* [Records]:

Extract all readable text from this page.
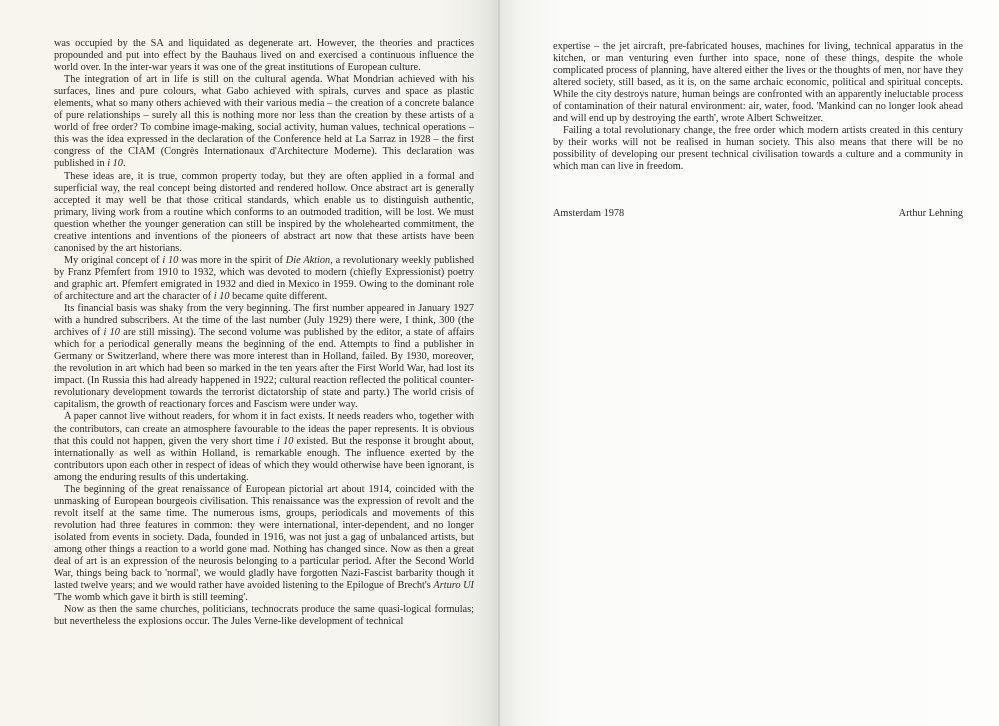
was occupied by the SA and liquidated as degenerate art. However, the theories and practices propounded and put into effect by the Bauhaus lived on and exercised a continuous influence the world over. In the inter-war years it was one of the great institutions of European culture.

The integration of art in life is still on the cultural agenda. What Mondrian achieved with his surfaces, lines and pure colours, what Gabo achieved with spirals, curves and space as plastic elements, what so many others achieved with their various media – the creation of a concrete balance of pure relationships – surely all this is nothing more nor less than the creation by these artists of a world of free order? To combine image-making, social activity, human values, technical operations – this was the idea expressed in the declaration of the Conference held at La Sarraz in 1928 – the first congress of the CIAM (Congrès Internationaux d'Architecture Moderne). This declaration was published in i 10.

These ideas are, it is true, common property today, but they are often applied in a formal and superficial way, the real concept being distorted and rendered hollow. Once abstract art is generally accepted it may well be that those critical standards, which enable us to distinguish authentic, primary, living work from a routine which conforms to an outmoded tradition, will be lost. We must question whether the younger generation can still be inspired by the wholehearted commitment, the creative intentions and inventions of the pioneers of abstract art now that these artists have been canonised by the art historians.

My original concept of i 10 was more in the spirit of Die Aktion, a revolutionary weekly published by Franz Pfemfert from 1910 to 1932, which was devoted to modern (chiefly Expressionist) poetry and graphic art. Pfemfert emigrated in 1932 and died in Mexico in 1959. Owing to the dominant role of architecture and art the character of i 10 became quite different.

Its financial basis was shaky from the very beginning. The first number appeared in January 1927 with a hundred subscribers. At the time of the last number (July 1929) there were, I think, 300 (the archives of i 10 are still missing). The second volume was published by the editor, a state of affairs which for a periodical generally means the beginning of the end. Attempts to find a publisher in Germany or Switzerland, where there was more interest than in Holland, failed. By 1930, moreover, the revolution in art which had been so marked in the ten years after the First World War, had lost its impact. (In Russia this had already happened in 1922; cultural reaction reflected the political counter-revolutionary development towards the terrorist dictatorship of state and party.) The world crisis of capitalism, the growth of reactionary forces and Fascism were under way.

A paper cannot live without readers, for whom it in fact exists. It needs readers who, together with the contributors, can create an atmosphere favourable to the ideas the paper represents. It is obvious that this could not happen, given the very short time i 10 existed. But the response it brought about, internationally as well as within Holland, is remarkable enough. The influence exerted by the contributors upon each other in respect of ideas of which they would otherwise have been ignorant, is among the enduring results of this undertaking.

The beginning of the great renaissance of European pictorial art about 1914, coincided with the unmasking of European bourgeois civilisation. This renaissance was the expression of revolt and the revolt itself at the same time. The numerous isms, groups, periodicals and movements of this revolution had three features in common: they were international, inter-dependent, and no longer isolated from events in society. Dada, founded in 1916, was not just a gag of unbalanced artists, but among other things a reaction to a world gone mad. Nothing has changed since. Now as then a great deal of art is an expression of the neurosis belonging to a particular period. After the Second World War, things being back to 'normal', we would gladly have forgotten Nazi-Fascist barbarity though it lasted twelve years; and we would rather have avoided listening to the Epilogue of Brecht's Arturo UI 'The womb which gave it birth is still teeming'.

Now as then the same churches, politicians, technocrats produce the same quasi-logical formulas; but nevertheless the explosions occur. The Jules Verne-like development of technical

expertise – the jet aircraft, pre-fabricated houses, machines for living, technical apparatus in the kitchen, or man venturing even further into space, none of these things, despite the whole complicated process of planning, have altered either the lives or the thoughts of men, nor have they altered society, still based, as it is, on the same archaic economic, political and spiritual concepts. While the city destroys nature, human beings are confronted with an apparently ineluctable process of contamination of their natural environment: air, water, food. 'Mankind can no longer look ahead and will end up by destroying the earth', wrote Albert Schweitzer.

Failing a total revolutionary change, the free order which modern artists created in this century by their works will not be realised in human society. This also means that there will be no possibility of developing our present technical civilisation towards a culture and a community in which man can live in freedom.

Amsterdam 1978	Arthur Lehning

* [Task description]: Repeat the material above verbatim. Leave the pictures behind.

* [The answer]:
Extract all readable text from this page.
was occupied by the SA and liquidated as degenerate art. However, the theories and practices propounded and put into effect by the Bauhaus lived on and exercised a continuous influence the world over. In the inter-war years it was one of the great institutions of European culture.

The integration of art in life is still on the cultural agenda. What Mondrian achieved with his surfaces, lines and pure colours, what Gabo achieved with spirals, curves and space as plastic elements, what so many others achieved with their various media – the creation of a concrete balance of pure relationships – surely all this is nothing more nor less than the creation by these artists of a world of free order? To combine image-making, social activity, human values, technical operations – this was the idea expressed in the declaration of the Conference held at La Sarraz in 1928 – the first congress of the CIAM (Congrès Internationaux d'Architecture Moderne). This declaration was published in i 10.

These ideas are, it is true, common property today, but they are often applied in a formal and superficial way, the real concept being distorted and rendered hollow. Once abstract art is generally accepted it may well be that those critical standards, which enable us to distinguish authentic, primary, living work from a routine which conforms to an outmoded tradition, will be lost. We must question whether the younger generation can still be inspired by the wholehearted commitment, the creative intentions and inventions of the pioneers of abstract art now that these artists have been canonised by the art historians.

My original concept of i 10 was more in the spirit of Die Aktion, a revolutionary weekly published by Franz Pfemfert from 1910 to 1932, which was devoted to modern (chiefly Expressionist) poetry and graphic art. Pfemfert emigrated in 1932 and died in Mexico in 1959. Owing to the dominant role of architecture and art the character of i 10 became quite different.

Its financial basis was shaky from the very beginning. The first number appeared in January 1927 with a hundred subscribers. At the time of the last number (July 1929) there were, I think, 300 (the archives of i 10 are still missing). The second volume was published by the editor, a state of affairs which for a periodical generally means the beginning of the end. Attempts to find a publisher in Germany or Switzerland, where there was more interest than in Holland, failed. By 1930, moreover, the revolution in art which had been so marked in the ten years after the First World War, had lost its impact. (In Russia this had already happened in 1922; cultural reaction reflected the political counter-revolutionary development towards the terrorist dictatorship of state and party.) The world crisis of capitalism, the growth of reactionary forces and Fascism were under way.

A paper cannot live without readers, for whom it in fact exists. It needs readers who, together with the contributors, can create an atmosphere favourable to the ideas the paper represents. It is obvious that this could not happen, given the very short time i 10 existed. But the response it brought about, internationally as well as within Holland, is remarkable enough. The influence exerted by the contributors upon each other in respect of ideas of which they would otherwise have been ignorant, is among the enduring results of this undertaking.

The beginning of the great renaissance of European pictorial art about 1914, coincided with the unmasking of European bourgeois civilisation. This renaissance was the expression of revolt and the revolt itself at the same time. The numerous isms, groups, periodicals and movements of this revolution had three features in common: they were international, inter-dependent, and no longer isolated from events in society. Dada, founded in 1916, was not just a gag of unbalanced artists, but among other things a reaction to a world gone mad. Nothing has changed since. Now as then a great deal of art is an expression of the neurosis belonging to a particular period. After the Second World War, things being back to 'normal', we would gladly have forgotten Nazi-Fascist barbarity though it lasted twelve years; and we would rather have avoided listening to the Epilogue of Brecht's Arturo UI 'The womb which gave it birth is still teeming'.

Now as then the same churches, politicians, technocrats produce the same quasi-logical formulas; but nevertheless the explosions occur. The Jules Verne-like development of technical

expertise – the jet aircraft, pre-fabricated houses, machines for living, technical apparatus in the kitchen, or man venturing even further into space, none of these things, despite the whole complicated process of planning, have altered either the lives or the thoughts of men, nor have they altered society, still based, as it is, on the same archaic economic, political and spiritual concepts. While the city destroys nature, human beings are confronted with an apparently ineluctable process of contamination of their natural environment: air, water, food. 'Mankind can no longer look ahead and will end up by destroying the earth', wrote Albert Schweitzer.

Failing a total revolutionary change, the free order which modern artists created in this century by their works will not be realised in human society. This also means that there will be no possibility of developing our present technical civilisation towards a culture and a community in which man can live in freedom.

Amsterdam 1978	Arthur Lehning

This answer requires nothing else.